== ENTRIES ==
---*---
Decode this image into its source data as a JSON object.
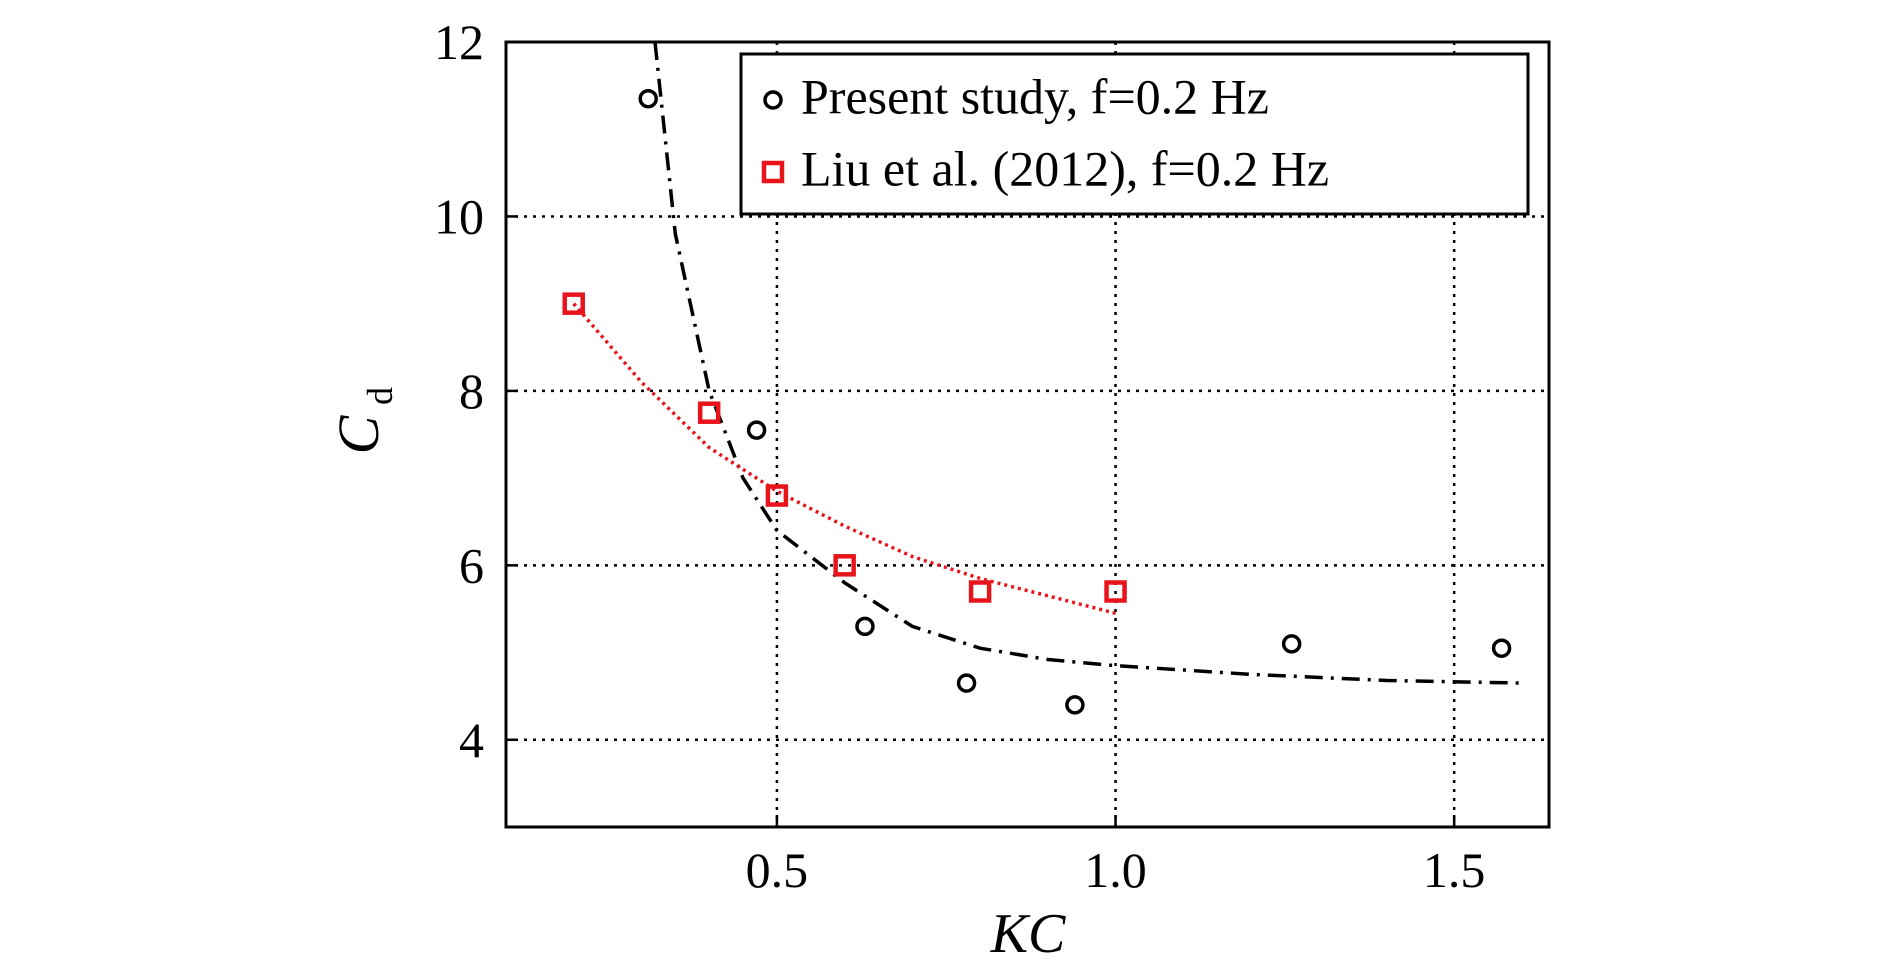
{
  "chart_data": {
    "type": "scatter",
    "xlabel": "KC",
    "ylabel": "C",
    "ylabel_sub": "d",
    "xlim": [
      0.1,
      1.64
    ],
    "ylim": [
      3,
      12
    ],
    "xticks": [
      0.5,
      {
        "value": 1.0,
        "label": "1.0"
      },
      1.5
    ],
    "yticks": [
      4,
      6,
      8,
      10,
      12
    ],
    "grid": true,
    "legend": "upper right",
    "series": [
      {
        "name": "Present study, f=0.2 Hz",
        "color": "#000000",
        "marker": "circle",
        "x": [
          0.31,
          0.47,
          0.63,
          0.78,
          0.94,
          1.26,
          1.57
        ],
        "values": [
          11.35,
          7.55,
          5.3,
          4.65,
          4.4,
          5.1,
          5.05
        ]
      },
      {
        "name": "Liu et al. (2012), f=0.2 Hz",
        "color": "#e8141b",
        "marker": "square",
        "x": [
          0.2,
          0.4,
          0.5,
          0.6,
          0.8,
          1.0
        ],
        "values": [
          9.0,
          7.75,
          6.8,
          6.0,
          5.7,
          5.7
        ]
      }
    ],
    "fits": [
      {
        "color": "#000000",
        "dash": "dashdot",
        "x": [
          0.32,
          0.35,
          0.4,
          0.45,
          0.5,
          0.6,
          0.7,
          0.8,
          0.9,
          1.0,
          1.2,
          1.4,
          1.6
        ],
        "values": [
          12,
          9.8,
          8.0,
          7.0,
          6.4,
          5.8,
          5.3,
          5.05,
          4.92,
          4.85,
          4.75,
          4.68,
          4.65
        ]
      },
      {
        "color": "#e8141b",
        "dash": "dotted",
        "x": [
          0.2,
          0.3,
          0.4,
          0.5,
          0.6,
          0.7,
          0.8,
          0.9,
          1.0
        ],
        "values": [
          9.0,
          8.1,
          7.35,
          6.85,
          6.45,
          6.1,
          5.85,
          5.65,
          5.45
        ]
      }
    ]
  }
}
---*---
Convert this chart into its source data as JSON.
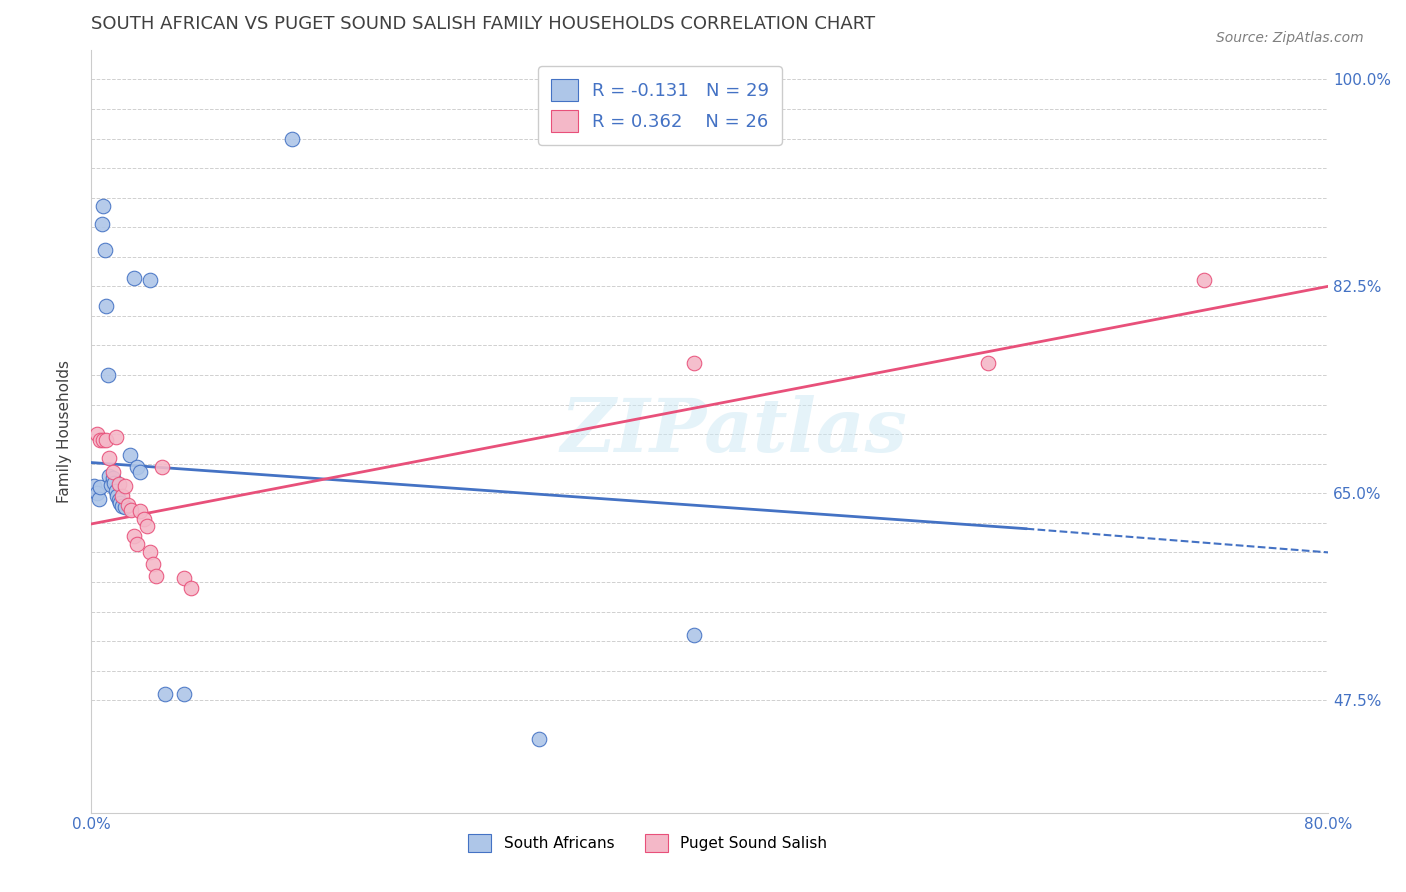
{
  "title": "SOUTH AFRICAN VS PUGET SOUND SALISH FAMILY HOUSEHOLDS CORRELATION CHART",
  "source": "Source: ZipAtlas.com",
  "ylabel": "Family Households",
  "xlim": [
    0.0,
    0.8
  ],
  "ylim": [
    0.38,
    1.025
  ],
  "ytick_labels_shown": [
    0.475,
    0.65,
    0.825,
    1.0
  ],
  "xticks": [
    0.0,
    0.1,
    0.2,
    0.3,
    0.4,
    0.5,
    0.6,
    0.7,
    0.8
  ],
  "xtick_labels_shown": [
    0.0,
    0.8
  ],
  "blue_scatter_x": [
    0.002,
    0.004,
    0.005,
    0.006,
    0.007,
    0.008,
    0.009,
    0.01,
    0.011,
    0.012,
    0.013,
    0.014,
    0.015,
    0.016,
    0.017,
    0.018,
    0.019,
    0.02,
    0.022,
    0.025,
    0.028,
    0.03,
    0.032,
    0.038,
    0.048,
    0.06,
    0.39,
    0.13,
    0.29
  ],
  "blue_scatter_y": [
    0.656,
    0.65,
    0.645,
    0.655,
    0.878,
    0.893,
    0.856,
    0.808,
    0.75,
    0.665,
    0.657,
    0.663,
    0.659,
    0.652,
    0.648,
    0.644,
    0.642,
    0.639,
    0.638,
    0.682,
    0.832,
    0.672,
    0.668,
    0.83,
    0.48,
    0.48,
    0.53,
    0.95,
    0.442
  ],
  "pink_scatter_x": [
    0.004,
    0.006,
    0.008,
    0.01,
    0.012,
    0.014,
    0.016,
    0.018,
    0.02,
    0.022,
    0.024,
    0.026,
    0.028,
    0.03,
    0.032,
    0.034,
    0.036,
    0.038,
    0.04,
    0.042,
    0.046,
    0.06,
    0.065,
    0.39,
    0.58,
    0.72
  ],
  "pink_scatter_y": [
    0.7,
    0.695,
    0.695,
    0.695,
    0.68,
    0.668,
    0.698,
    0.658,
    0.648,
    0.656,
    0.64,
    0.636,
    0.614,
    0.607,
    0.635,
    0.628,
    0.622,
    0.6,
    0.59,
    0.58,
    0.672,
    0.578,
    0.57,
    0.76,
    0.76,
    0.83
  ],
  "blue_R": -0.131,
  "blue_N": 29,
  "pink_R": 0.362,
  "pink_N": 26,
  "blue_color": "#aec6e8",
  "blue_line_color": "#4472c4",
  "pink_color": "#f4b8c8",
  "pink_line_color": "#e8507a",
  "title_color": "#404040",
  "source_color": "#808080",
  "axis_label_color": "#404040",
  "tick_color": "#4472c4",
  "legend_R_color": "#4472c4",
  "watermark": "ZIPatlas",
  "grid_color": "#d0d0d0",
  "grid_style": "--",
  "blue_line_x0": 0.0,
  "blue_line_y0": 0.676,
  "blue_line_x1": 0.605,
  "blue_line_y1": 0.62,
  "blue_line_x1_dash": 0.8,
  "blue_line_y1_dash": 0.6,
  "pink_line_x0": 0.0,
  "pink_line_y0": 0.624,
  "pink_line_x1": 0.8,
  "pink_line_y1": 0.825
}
---*---
== EXERCISE DESCRIPTION ==
Show, from the listing above, each line that contains the word "into".

== TASK OUTPUT ==
Decode this image into its source data as a JSON object.
Convert this chart into its source data as JSON.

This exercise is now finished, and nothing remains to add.